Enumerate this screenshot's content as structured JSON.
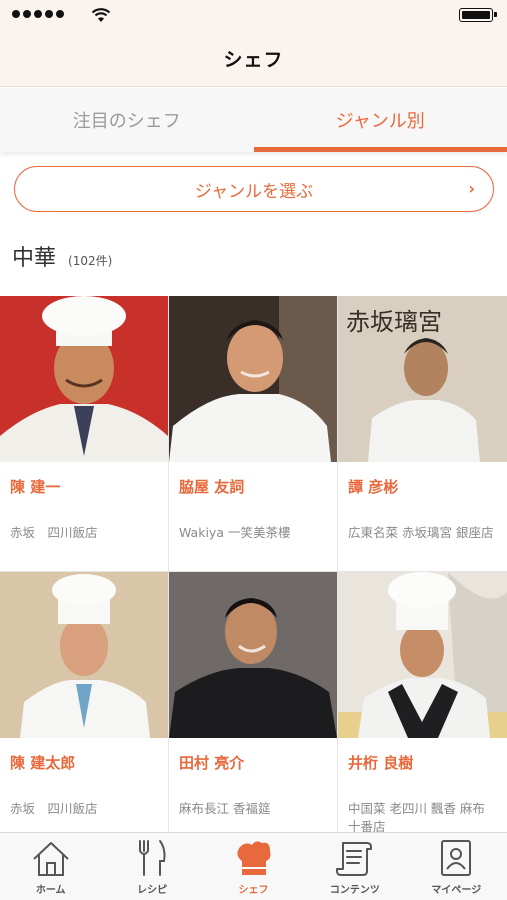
{
  "screen": {
    "title": "シェフ"
  },
  "tabs": [
    {
      "label": "注目のシェフ",
      "active": false
    },
    {
      "label": "ジャンル別",
      "active": true
    }
  ],
  "genre_button": {
    "label": "ジャンルを選ぶ",
    "chevron": "›"
  },
  "section": {
    "title": "中華",
    "count": "(102件)"
  },
  "chefs": [
    {
      "name": "陳 建一",
      "restaurant": "赤坂　四川飯店",
      "photo_bg": "#c8302a"
    },
    {
      "name": "脇屋 友詞",
      "restaurant": "Wakiya 一笑美茶樓",
      "photo_bg": "#3a2e28"
    },
    {
      "name": "譚 彦彬",
      "restaurant": "広東名菜 赤坂璃宮 銀座店",
      "photo_bg": "#d8cfc0",
      "sign_text": "赤坂璃宮"
    },
    {
      "name": "陳 建太郎",
      "restaurant": "赤坂　四川飯店",
      "photo_bg": "#d9c6a8"
    },
    {
      "name": "田村 亮介",
      "restaurant": "麻布長江 香福筵",
      "photo_bg": "#6f6a68"
    },
    {
      "name": "井桁 良樹",
      "restaurant": "中国菜 老四川 飄香 麻布十番店",
      "photo_bg": "#e9e4dc"
    }
  ],
  "bottom_nav": [
    {
      "label": "ホーム",
      "icon": "home-icon",
      "active": false
    },
    {
      "label": "レシピ",
      "icon": "fork-knife-icon",
      "active": false
    },
    {
      "label": "シェフ",
      "icon": "chef-hat-icon",
      "active": true
    },
    {
      "label": "コンテンツ",
      "icon": "scroll-icon",
      "active": false
    },
    {
      "label": "マイページ",
      "icon": "profile-card-icon",
      "active": false
    }
  ],
  "colors": {
    "accent": "#e8693c",
    "header_bg": "#fbf3ee"
  }
}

··········

## WHAT YOU NEED TO DO
The word "icon" may appear on some lines. Report how many lines hold it, giving the number alone.

## TASK SOLUTION
5